STATED TASK
The records below must be transcribed exactly. Do not include the pictures.

INFORMATION SUPPLIED
● ● ● ● ● ● ●
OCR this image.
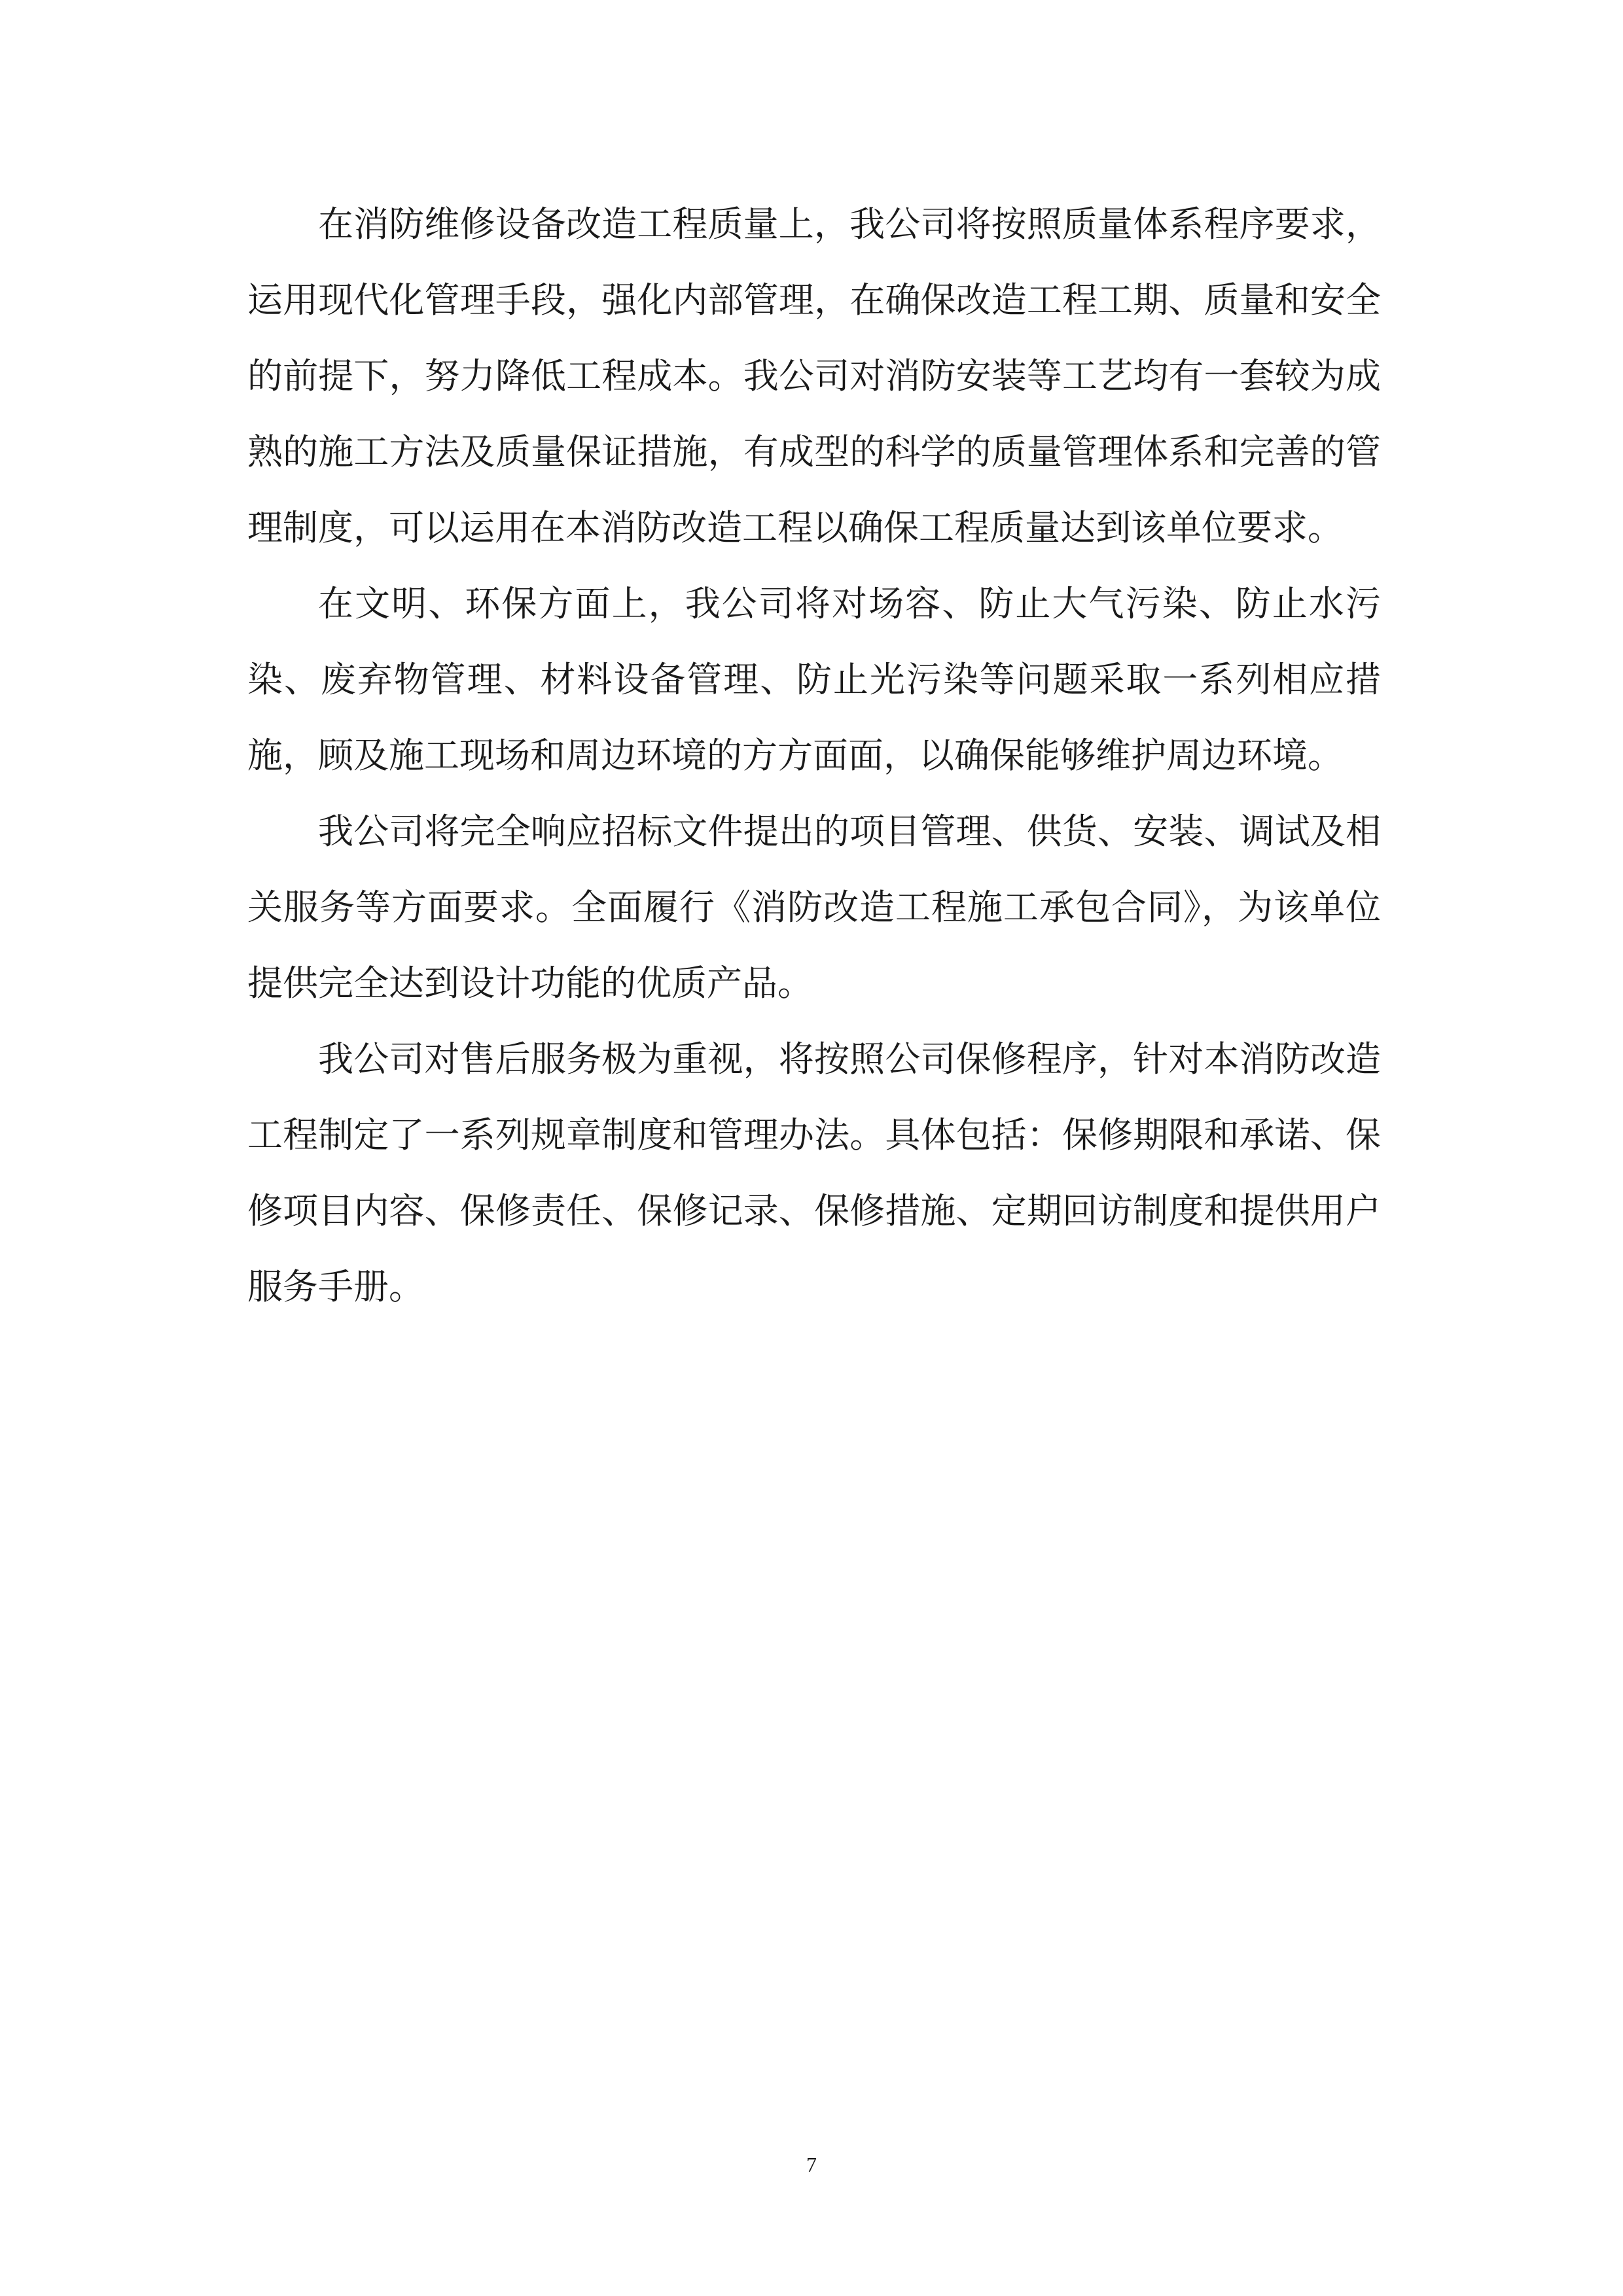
在消防维修设备改造工程质量上，我公司将按照质量体系程序要求，运用现代化管理手段，强化内部管理，在确保改造工程工期、质量和安全的前提下，努力降低工程成本。我公司对消防安装等工艺均有一套较为成熟的施工方法及质量保证措施，有成型的科学的质量管理体系和完善的管理制度，可以运用在本消防改造工程以确保工程质量达到该单位要求。

在文明、环保方面上，我公司将对场容、防止大气污染、防止水污染、废弃物管理、材料设备管理、防止光污染等问题采取一系列相应措施，顾及施工现场和周边环境的方方面面，以确保能够维护周边环境。

我公司将完全响应招标文件提出的项目管理、供货、安装、调试及相关服务等方面要求。全面履行《消防改造工程施工承包合同》，为该单位提供完全达到设计功能的优质产品。

我公司对售后服务极为重视，将按照公司保修程序，针对本消防改造工程制定了一系列规章制度和管理办法。具体包括：保修期限和承诺、保修项目内容、保修责任、保修记录、保修措施、定期回访制度和提供用户服务手册。

7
● ● ● ● ● ● ●
THE ANSWER
OCR this image.
在消防维修设备改造工程质量上，我公司将按照质量体系程序要求，运用现代化管理手段，强化内部管理，在确保改造工程工期、质量和安全的前提下，努力降低工程成本。我公司对消防安装等工艺均有一套较为成熟的施工方法及质量保证措施，有成型的科学的质量管理体系和完善的管理制度，可以运用在本消防改造工程以确保工程质量达到该单位要求。

在文明、环保方面上，我公司将对场容、防止大气污染、防止水污染、废弃物管理、材料设备管理、防止光污染等问题采取一系列相应措施，顾及施工现场和周边环境的方方面面，以确保能够维护周边环境。

我公司将完全响应招标文件提出的项目管理、供货、安装、调试及相关服务等方面要求。全面履行《消防改造工程施工承包合同》，为该单位提供完全达到设计功能的优质产品。

我公司对售后服务极为重视，将按照公司保修程序，针对本消防改造工程制定了一系列规章制度和管理办法。具体包括：保修期限和承诺、保修项目内容、保修责任、保修记录、保修措施、定期回访制度和提供用户服务手册。

7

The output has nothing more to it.